## DIRECTION
Rewrite the records starting with the line with "data-point (723, 547, 731, 556)" and going on through the line with "data-point (912, 558, 920, 566)", substituting "anomaly-point" for "outlier-point" and leaving everything else unchanged. Give back only those lines.

## SUPPLIED INFORMATION
################

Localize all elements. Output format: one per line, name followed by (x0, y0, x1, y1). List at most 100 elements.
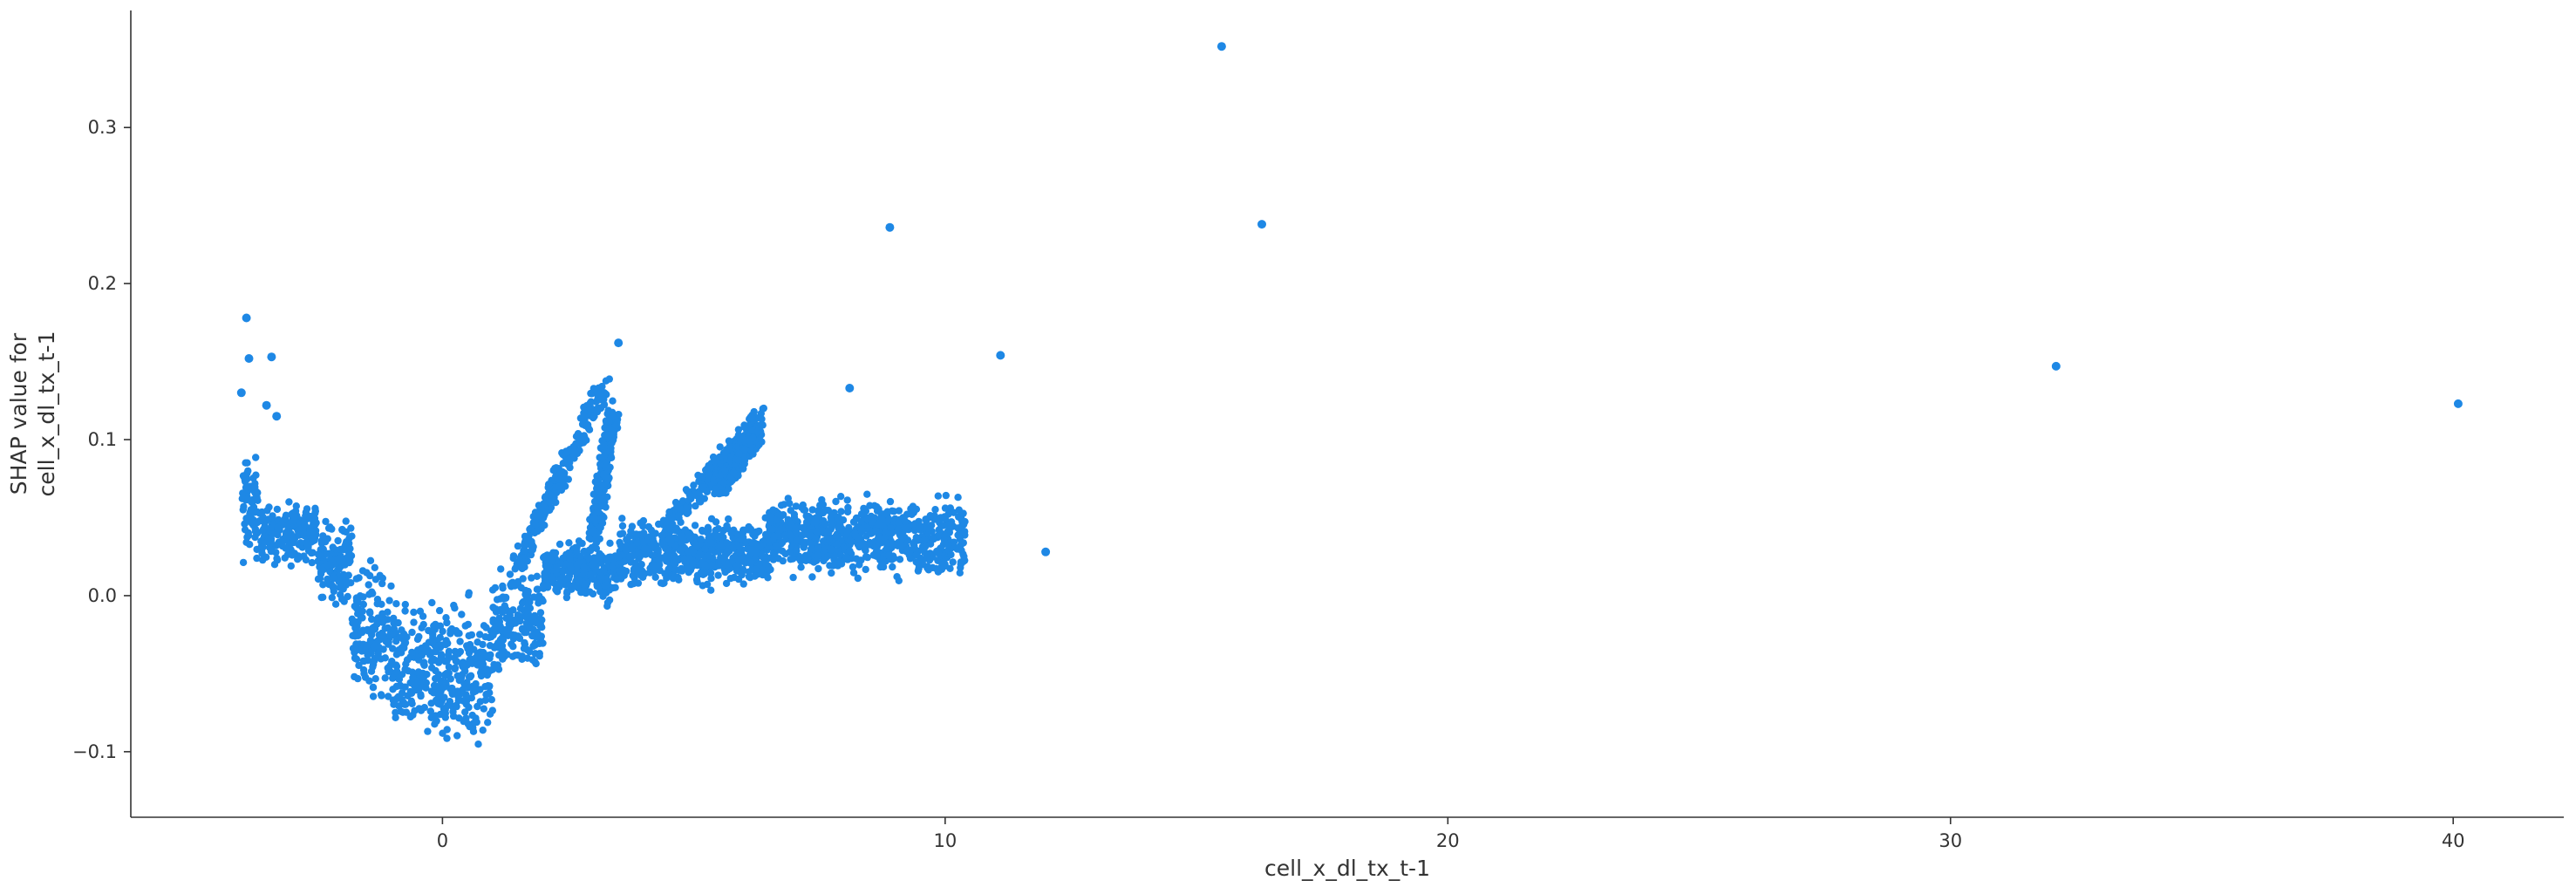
data-point (723, 547, 731, 556)
data-point (493, 596, 501, 604)
data-point (497, 565, 505, 573)
data-point (378, 610, 386, 618)
data-point (394, 618, 402, 627)
data-point (366, 556, 375, 564)
data-point (566, 552, 574, 560)
data-point (961, 517, 969, 526)
data-point (506, 614, 514, 622)
data-point (598, 454, 606, 461)
data-point (361, 646, 369, 655)
outlier-point (614, 338, 624, 348)
data-point (431, 625, 439, 633)
data-point (785, 518, 794, 526)
data-point (800, 541, 808, 549)
data-point (474, 650, 481, 658)
data-point (789, 573, 797, 582)
data-point (426, 707, 434, 715)
data-point (699, 582, 706, 590)
data-point (443, 618, 451, 627)
data-point (690, 481, 698, 489)
data-point (901, 517, 910, 525)
data-point (390, 614, 398, 623)
data-point (801, 556, 809, 563)
data-point (773, 516, 780, 524)
data-point (285, 498, 293, 506)
data-point (490, 644, 499, 652)
data-point (787, 507, 794, 515)
data-point (398, 626, 405, 634)
data-point (898, 533, 907, 542)
data-point (617, 530, 624, 538)
data-point (360, 670, 368, 678)
data-point (723, 539, 731, 547)
data-point (390, 624, 399, 632)
data-point (324, 561, 332, 570)
data-point (657, 579, 665, 587)
data-point (590, 413, 598, 420)
data-point (912, 558, 920, 566)
data-point (511, 565, 519, 573)
data-point (442, 670, 451, 678)
data-point (860, 504, 868, 513)
data-point (720, 479, 728, 487)
data-point (604, 432, 612, 440)
data-point (876, 563, 884, 571)
data-point (884, 551, 893, 559)
data-point (770, 532, 778, 541)
data-point (781, 549, 789, 558)
data-point (941, 504, 950, 512)
data-point (591, 536, 599, 543)
data-point (632, 530, 640, 538)
data-point (570, 447, 578, 455)
data-point (322, 517, 330, 526)
data-point (542, 564, 551, 573)
data-point (705, 471, 712, 479)
data-point (857, 517, 865, 525)
data-point (521, 639, 528, 647)
data-point (573, 561, 582, 569)
data-point (581, 581, 589, 589)
data-point (467, 694, 475, 702)
data-point (786, 530, 794, 539)
data-point (330, 587, 337, 596)
data-point (658, 538, 666, 547)
data-point (743, 538, 751, 546)
data-point (440, 693, 448, 701)
data-point (516, 617, 524, 625)
data-point (380, 617, 388, 624)
data-point (775, 510, 784, 519)
data-point (668, 520, 677, 528)
data-point (436, 641, 445, 649)
data-point (496, 622, 504, 630)
data-point (655, 556, 663, 563)
data-point (566, 463, 574, 472)
data-point (441, 713, 449, 721)
data-point (301, 522, 309, 529)
data-point (238, 495, 246, 502)
data-point (726, 442, 733, 451)
data-point (669, 575, 678, 583)
data-point (793, 547, 801, 555)
data-point (615, 553, 623, 561)
data-point (446, 701, 454, 709)
data-point (384, 664, 392, 672)
data-point (479, 727, 487, 734)
data-point (518, 652, 527, 660)
data-point (857, 510, 866, 518)
data-point (396, 633, 404, 641)
data-point (821, 554, 829, 563)
data-point (373, 596, 382, 604)
data-point (417, 692, 425, 700)
data-point (369, 683, 378, 692)
data-point (410, 608, 418, 617)
data-point (254, 496, 262, 504)
data-point (875, 505, 883, 513)
data-point (896, 556, 904, 563)
data-point (798, 503, 806, 512)
data-point (525, 597, 534, 604)
data-point (559, 567, 567, 575)
data-point (392, 600, 400, 608)
data-point (283, 528, 290, 536)
data-point (555, 482, 563, 490)
data-point (814, 564, 822, 573)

################

## TASK SOLUTION
data-point (723, 547, 731, 556)
data-point (493, 596, 501, 604)
data-point (497, 565, 505, 573)
data-point (378, 610, 386, 618)
data-point (394, 618, 402, 627)
data-point (366, 556, 375, 564)
data-point (566, 552, 574, 560)
data-point (961, 517, 969, 526)
data-point (506, 614, 514, 622)
data-point (598, 454, 606, 461)
data-point (361, 646, 369, 655)
anomaly-point (614, 338, 624, 348)
data-point (431, 625, 439, 633)
data-point (785, 518, 794, 526)
data-point (800, 541, 808, 549)
data-point (474, 650, 481, 658)
data-point (789, 573, 797, 582)
data-point (426, 707, 434, 715)
data-point (699, 582, 706, 590)
data-point (443, 618, 451, 627)
data-point (690, 481, 698, 489)
data-point (901, 517, 910, 525)
data-point (390, 614, 398, 623)
data-point (801, 556, 809, 563)
data-point (773, 516, 780, 524)
data-point (285, 498, 293, 506)
data-point (490, 644, 499, 652)
data-point (787, 507, 794, 515)
data-point (398, 626, 405, 634)
data-point (898, 533, 907, 542)
data-point (617, 530, 624, 538)
data-point (360, 670, 368, 678)
data-point (723, 539, 731, 547)
data-point (390, 624, 399, 632)
data-point (324, 561, 332, 570)
data-point (657, 579, 665, 587)
data-point (590, 413, 598, 420)
data-point (912, 558, 920, 566)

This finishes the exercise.